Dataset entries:
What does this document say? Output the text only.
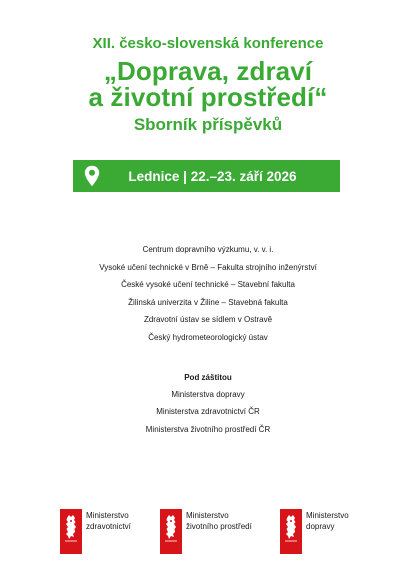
XII. česko-slovenská konference
„Doprava, zdraví
a životní prostředí“
Sborník příspěvků
Lednice | 22.–23. září 2026
Centrum dopravního výzkumu, v. v. i.
Vysoké učení technické v Brně – Fakulta strojního inženýrství
České vysoké učení technické – Stavební fakulta
Žilinská univerzita v Žiline – Stavebná fakulta
Zdravotní ústav se sídlem v Ostravě
Český hydrometeorologický ústav
Pod záštitou
Ministerstva dopravy
Ministerstva zdravotnictví ČR
Ministerstva životního prostředí ČR
Ministerstvo
zdravotnictví
Ministerstvo
životního prostředí
Ministerstvo
dopravy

> [Exercise]:
Reproduce the records verbatim, omitting all images they contain.

> [Solution to this task]:
What does this document say? Output the text only.
XII. česko-slovenská konference
„Doprava, zdraví
a životní prostředí“
Sborník příspěvků
Lednice | 22.–23. září 2026
Centrum dopravního výzkumu, v. v. i.
Vysoké učení technické v Brně – Fakulta strojního inženýrství
České vysoké učení technické – Stavební fakulta
Žilinská univerzita v Žiline – Stavebná fakulta
Zdravotní ústav se sídlem v Ostravě
Český hydrometeorologický ústav
Pod záštitou
Ministerstva dopravy
Ministerstva zdravotnictví ČR
Ministerstva životního prostředí ČR
Ministerstvo
zdravotnictví
Ministerstvo
životního prostředí
Ministerstvo
dopravy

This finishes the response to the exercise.